● Aim of the exercise
Transcribe the portion of the block-layer patch thread between "Signed-off-by: Jens Axboe" and "-1236,7 +1236,7 @@ blk_qc_t submit_bio(struct bio *bio)", inclusive, keeping every character unchanged.

● Text section
========================================

All of lore.kernel.org
 help / color / mirror / Atom feed
* [PATCH] block: fix -EAGAIN IOPOLL task/vm accounting
@ 2020-08-29 16:51 Jens Axboe
  2020-08-30  6:26 ` Christoph Hellwig
  0 siblings, 1 reply; 10+ messages in thread
From: Jens Axboe @ 2020-08-29 16:51 UTC (permalink / raw)
  To: linux-block

We currently increment the task/vm counts when we first attempt to queue a
bio. But this isn't necessarily correct - if the request allocation fails
with -EAGAIN, for example, and the caller retries, then we'll over-account
by as many retries as are done.

This can happen for polled IO, where we cannot wait for requests. Hence
retries can get aggressive, if we're running out of requests. If this
happens, then watching the IO rates in vmstat are incorrect as they count
every issue attempt as successful and hence the stats are inflated by
quite a lot potentially.

Add a bio flag to know if we've done accounting or not. This prevents
the same bio from being accounted potentially many times, when retried.

Signed-off-by: Jens Axboe <axboe@kernel.dk>

---

diff --git a/block/blk-core.c b/block/blk-core.c
index d9d632639bd1..ff562a8cd9c9 100644
--- a/block/blk-core.c
+++ b/block/blk-core.c
@@ -1236,7 +1236,7 @@ blk_qc_t submit_bio(struct bio *bio)
 	 * If it's a regular read/write or a barrier with data attached,
 	 * go through the normal accounting stuff before submission.
 	 */
-	if (bio_has_data(bio)) {
+	if (bio_has_data(bio) && !bio_flagged(bio, BIO_ACCOUNTED)) {
 		unsigned int count;
 
 		if (unlikely(bio_op(bio) == REQ_OP_WRITE_SAME))
@@ -1259,6 +1259,7 @@ blk_qc_t submit_bio(struct bio *bio)
 				(unsigned long long)bio->bi_iter.bi_sector,
 				bio_devname(bio, b), count);
 		}
+		bio_set_flag(bio, BIO_ACCOUNTED);
 	}
 
 	/*
diff --git a/include/linux/blk_types.h b/include/linux/blk_types.h
index 63a39e47fc60..39bcc9326c7a 100644
--- a/include/linux/blk_types.h
+++ b/include/linux/blk_types.h
@@ -266,6 +266,7 @@ enum {
 				 * of this bio. */
 	BIO_CGROUP_ACCT,	/* has been accounted to a cgroup */
 	BIO_TRACKED,		/* set if bio goes through the rq_qos path */
+	BIO_ACCOUNTED,		/* task/vm stats have been done */
 	BIO_FLAG_LAST
 };
 
-- 
Jens Axboe


^ permalink raw reply related	[flat|nested] 10+ messages in thread

* Re: [PATCH] block: fix -EAGAIN IOPOLL task/vm accounting
  2020-08-29 16:51 [PATCH] block: fix -EAGAIN IOPOLL task/vm accounting Jens Axboe
@ 2020-08-30  6:26 ` Christoph Hellwig
  2020-08-30 15:09   ` Jens Axboe
  0 siblings, 1 reply; 10+ messages in thread
From: Christoph Hellwig @ 2020-08-30  6:26 UTC (permalink / raw)

========================================

● Excerpted data
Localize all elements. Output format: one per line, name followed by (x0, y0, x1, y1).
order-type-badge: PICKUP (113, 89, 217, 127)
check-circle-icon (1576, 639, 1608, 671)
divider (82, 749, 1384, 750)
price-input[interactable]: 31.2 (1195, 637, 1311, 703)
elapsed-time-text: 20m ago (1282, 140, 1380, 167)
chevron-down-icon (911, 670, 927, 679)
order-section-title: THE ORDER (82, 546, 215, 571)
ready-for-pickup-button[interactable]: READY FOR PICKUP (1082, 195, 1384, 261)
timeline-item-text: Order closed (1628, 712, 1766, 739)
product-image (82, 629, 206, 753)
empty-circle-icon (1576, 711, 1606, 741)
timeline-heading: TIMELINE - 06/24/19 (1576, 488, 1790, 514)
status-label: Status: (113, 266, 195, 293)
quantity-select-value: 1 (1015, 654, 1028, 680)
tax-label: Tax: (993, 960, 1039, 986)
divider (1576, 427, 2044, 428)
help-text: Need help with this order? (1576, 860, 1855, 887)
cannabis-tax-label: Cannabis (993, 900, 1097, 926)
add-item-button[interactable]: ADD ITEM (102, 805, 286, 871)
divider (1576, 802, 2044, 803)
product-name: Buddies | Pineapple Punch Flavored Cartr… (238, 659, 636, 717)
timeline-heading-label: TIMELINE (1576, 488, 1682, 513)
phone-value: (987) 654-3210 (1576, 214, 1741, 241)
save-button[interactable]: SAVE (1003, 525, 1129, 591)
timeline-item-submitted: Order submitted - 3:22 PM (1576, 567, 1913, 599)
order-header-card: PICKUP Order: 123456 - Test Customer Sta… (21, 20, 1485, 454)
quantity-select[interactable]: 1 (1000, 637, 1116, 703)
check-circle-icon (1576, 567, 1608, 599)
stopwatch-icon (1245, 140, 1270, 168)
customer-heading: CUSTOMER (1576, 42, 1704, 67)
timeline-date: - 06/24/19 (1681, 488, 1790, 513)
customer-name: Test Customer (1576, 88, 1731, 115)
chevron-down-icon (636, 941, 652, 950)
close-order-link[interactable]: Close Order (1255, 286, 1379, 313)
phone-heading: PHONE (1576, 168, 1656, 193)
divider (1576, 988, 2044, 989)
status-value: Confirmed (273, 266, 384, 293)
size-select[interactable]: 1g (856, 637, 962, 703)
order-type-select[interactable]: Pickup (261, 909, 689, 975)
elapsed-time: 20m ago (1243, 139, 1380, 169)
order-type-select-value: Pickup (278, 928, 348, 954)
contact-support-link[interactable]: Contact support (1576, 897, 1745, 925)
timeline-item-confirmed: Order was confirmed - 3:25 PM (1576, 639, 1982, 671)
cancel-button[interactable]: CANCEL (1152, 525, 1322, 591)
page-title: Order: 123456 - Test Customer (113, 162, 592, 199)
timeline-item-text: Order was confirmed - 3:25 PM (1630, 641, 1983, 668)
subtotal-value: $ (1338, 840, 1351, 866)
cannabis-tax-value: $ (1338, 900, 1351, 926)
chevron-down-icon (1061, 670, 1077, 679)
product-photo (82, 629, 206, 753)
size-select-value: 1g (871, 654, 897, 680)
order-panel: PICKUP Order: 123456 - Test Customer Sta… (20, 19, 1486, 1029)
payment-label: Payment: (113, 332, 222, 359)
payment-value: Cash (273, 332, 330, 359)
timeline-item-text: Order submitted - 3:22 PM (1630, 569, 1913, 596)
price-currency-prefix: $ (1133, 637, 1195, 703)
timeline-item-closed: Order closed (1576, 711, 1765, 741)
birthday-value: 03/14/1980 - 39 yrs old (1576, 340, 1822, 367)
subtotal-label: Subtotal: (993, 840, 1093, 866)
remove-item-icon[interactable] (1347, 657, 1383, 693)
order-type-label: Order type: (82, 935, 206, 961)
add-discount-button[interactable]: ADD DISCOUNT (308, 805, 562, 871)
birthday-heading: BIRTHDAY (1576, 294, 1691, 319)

========================================

● Solved problem
Signed-off-by: Jens Axboe <axboe@kernel.dk>

---

diff --git a/block/blk-core.c b/block/blk-core.c
index d9d632639bd1..ff562a8cd9c9 100644
--- a/block/blk-core.c
+++ b/block/blk-core.c
@@ -1236,7 +1236,7 @@ blk_qc_t submit_bio(struct bio *bio)